(Dataset excerpts)
Segment Open
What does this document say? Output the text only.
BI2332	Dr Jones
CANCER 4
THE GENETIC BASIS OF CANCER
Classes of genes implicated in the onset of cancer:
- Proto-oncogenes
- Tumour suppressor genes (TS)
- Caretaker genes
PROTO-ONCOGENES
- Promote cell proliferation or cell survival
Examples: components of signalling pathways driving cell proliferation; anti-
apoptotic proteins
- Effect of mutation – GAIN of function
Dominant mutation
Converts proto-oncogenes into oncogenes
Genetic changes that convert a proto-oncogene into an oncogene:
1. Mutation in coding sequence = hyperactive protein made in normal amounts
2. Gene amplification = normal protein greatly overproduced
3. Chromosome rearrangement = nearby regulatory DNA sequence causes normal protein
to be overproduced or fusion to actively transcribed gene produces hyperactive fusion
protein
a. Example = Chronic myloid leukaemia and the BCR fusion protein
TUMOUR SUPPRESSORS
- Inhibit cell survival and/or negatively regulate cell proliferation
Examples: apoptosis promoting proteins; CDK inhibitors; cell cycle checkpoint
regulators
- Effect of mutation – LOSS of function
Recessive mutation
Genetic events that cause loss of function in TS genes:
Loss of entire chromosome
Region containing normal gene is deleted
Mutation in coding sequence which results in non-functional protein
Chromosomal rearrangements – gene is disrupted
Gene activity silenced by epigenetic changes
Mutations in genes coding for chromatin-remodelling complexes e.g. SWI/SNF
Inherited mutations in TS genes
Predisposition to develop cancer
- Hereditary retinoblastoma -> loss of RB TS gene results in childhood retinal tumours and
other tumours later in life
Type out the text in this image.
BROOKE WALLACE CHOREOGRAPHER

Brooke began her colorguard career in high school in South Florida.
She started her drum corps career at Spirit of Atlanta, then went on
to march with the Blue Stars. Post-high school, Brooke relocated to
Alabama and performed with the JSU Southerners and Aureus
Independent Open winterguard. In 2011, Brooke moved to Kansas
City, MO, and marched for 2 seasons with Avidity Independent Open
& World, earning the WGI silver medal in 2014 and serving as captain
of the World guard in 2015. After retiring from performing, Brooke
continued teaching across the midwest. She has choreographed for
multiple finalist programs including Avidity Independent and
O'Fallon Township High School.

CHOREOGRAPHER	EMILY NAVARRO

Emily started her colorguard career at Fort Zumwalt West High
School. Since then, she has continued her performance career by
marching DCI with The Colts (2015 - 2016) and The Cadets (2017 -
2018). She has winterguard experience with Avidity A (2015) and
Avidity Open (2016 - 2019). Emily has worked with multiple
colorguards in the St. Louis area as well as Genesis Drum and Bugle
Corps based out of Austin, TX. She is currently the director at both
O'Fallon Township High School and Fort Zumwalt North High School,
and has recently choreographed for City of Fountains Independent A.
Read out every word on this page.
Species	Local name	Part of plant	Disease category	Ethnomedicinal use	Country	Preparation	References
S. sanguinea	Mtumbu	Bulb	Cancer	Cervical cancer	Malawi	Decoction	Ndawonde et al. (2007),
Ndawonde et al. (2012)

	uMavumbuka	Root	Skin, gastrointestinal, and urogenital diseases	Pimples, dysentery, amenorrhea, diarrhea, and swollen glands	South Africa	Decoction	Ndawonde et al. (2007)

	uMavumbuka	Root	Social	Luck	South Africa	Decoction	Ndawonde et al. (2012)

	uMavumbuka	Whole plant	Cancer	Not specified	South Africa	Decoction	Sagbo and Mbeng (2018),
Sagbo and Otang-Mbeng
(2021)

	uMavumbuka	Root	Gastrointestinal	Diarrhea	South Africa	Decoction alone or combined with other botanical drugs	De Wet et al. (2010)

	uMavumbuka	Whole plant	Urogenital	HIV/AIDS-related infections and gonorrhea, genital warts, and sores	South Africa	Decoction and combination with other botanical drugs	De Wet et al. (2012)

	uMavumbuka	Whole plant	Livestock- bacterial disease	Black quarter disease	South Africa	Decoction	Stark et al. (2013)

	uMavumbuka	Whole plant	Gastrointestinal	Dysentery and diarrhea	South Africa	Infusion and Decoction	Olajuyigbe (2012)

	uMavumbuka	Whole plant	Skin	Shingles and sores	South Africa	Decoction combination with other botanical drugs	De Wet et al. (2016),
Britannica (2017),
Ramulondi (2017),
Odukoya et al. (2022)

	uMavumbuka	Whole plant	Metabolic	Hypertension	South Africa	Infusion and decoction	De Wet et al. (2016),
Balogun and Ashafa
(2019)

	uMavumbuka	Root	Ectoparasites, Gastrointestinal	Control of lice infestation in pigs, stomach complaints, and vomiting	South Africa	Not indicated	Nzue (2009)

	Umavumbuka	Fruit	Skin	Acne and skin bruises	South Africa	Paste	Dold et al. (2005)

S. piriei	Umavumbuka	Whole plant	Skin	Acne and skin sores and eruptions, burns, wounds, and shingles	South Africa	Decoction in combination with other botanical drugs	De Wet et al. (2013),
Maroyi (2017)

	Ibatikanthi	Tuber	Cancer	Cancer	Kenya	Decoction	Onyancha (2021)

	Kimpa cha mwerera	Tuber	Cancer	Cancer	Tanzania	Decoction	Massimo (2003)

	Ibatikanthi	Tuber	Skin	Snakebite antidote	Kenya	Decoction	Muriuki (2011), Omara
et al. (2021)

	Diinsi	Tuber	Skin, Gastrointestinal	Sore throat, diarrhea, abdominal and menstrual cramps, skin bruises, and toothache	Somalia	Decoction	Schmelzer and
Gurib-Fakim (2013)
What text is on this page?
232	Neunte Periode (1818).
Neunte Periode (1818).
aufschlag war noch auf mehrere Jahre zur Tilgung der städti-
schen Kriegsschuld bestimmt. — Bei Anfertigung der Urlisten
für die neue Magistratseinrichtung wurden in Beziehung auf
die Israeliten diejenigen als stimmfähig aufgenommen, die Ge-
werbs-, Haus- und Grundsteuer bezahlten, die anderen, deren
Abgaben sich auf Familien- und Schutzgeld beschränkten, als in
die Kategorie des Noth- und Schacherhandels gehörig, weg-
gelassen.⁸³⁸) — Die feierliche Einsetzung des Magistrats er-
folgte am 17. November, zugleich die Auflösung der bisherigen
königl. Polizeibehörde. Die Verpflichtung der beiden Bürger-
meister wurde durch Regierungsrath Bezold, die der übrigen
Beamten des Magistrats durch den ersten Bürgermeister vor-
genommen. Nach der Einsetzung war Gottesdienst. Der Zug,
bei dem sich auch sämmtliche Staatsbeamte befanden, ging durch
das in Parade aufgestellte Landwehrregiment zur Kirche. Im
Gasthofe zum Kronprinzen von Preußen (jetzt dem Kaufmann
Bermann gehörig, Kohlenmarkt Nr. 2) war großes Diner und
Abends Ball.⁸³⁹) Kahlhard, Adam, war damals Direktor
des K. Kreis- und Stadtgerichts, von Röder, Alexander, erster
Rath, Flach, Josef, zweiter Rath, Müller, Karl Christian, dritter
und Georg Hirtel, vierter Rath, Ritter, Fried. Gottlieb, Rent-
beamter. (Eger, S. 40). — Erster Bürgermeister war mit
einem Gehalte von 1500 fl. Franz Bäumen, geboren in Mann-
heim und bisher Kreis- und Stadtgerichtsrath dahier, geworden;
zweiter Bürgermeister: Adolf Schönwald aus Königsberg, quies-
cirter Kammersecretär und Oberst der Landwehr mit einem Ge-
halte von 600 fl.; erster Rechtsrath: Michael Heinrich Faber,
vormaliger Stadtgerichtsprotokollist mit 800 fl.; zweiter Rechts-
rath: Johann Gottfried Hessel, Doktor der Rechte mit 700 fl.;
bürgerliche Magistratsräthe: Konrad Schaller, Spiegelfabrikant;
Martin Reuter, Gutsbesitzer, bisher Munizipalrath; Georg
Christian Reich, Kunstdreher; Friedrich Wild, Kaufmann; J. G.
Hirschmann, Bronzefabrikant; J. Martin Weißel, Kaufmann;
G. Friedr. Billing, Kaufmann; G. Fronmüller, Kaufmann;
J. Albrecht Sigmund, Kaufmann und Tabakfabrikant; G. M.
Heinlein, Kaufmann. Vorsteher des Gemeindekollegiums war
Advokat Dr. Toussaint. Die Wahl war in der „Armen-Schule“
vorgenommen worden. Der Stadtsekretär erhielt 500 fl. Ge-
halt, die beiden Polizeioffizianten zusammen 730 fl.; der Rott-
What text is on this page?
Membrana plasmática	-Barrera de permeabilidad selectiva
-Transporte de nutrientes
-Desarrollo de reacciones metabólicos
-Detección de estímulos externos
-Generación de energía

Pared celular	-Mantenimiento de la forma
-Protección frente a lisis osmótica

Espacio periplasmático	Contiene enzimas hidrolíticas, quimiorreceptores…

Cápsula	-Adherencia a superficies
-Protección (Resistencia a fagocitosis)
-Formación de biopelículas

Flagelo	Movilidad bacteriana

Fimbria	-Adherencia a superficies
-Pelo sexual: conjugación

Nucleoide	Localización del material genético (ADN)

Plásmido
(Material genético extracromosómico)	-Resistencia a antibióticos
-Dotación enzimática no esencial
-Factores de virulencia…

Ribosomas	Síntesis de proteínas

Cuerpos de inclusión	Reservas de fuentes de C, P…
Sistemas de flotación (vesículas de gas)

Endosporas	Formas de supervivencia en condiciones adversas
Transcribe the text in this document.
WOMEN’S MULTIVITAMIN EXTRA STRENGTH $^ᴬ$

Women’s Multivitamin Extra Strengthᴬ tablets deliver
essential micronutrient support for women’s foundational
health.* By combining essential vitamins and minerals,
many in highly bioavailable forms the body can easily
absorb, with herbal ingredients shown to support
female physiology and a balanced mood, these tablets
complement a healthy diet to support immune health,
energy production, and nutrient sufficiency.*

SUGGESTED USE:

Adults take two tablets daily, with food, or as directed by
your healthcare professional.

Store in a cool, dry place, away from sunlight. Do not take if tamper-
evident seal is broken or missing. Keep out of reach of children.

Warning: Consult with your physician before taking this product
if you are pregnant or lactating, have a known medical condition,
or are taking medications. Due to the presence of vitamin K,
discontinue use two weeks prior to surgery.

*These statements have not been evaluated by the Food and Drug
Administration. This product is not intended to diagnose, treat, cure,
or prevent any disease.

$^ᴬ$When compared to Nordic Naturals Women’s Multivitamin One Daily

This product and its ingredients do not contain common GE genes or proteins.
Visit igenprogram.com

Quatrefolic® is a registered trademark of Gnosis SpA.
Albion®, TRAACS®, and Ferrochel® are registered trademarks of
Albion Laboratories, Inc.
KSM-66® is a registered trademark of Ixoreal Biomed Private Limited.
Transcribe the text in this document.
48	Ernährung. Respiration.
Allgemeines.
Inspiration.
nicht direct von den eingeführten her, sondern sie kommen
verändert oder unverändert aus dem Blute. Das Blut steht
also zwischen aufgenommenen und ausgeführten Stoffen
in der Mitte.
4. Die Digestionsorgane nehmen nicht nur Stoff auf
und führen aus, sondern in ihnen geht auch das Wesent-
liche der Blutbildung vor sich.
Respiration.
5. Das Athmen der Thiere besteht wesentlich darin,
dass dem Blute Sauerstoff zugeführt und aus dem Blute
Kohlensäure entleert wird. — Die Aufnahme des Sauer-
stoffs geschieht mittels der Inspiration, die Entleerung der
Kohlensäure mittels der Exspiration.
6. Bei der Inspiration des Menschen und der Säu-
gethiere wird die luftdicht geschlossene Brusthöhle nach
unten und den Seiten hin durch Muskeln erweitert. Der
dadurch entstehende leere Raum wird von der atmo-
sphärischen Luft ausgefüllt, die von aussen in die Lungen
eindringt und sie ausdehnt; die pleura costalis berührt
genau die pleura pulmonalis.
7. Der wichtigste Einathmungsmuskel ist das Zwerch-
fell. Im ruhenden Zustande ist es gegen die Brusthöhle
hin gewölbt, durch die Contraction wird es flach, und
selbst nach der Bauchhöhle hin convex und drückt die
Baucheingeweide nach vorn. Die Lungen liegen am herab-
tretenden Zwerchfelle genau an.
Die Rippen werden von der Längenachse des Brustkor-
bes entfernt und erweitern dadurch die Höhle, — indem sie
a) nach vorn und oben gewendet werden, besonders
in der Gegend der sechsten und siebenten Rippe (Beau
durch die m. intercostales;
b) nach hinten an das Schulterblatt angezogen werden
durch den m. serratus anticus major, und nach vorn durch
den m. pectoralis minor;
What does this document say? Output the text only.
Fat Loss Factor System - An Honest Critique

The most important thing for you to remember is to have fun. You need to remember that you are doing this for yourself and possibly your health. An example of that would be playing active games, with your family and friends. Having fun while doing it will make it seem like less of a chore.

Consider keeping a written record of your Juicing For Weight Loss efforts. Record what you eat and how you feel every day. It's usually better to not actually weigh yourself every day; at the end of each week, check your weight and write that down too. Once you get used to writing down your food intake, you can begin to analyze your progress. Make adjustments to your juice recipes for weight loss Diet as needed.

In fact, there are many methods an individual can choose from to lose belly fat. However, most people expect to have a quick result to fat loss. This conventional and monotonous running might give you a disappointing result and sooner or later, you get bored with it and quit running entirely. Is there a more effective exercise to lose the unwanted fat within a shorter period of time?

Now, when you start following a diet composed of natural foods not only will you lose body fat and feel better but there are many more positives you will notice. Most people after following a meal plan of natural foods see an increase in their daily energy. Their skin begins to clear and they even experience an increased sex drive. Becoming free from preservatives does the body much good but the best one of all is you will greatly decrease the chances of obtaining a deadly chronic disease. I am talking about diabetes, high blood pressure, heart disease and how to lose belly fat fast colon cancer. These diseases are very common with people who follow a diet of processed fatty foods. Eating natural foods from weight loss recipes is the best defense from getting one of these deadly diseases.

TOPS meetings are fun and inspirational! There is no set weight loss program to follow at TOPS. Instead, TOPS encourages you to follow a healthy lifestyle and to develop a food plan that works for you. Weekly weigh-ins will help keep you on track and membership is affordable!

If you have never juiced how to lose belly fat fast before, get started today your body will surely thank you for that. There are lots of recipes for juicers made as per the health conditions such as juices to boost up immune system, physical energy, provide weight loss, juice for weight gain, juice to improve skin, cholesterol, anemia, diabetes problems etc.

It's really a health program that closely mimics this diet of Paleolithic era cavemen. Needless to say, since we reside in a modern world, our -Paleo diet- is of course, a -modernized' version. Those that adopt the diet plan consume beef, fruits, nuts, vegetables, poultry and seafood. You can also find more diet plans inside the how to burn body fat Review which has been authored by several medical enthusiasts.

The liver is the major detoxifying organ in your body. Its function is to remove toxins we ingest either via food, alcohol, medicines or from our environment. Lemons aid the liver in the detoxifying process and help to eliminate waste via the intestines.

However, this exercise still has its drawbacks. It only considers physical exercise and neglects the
Segment Closed
=== Exercise instructions ===
Going through the lines above one by one, tally those with the word "Sagbo" and give only the total.

=== Reply ===
2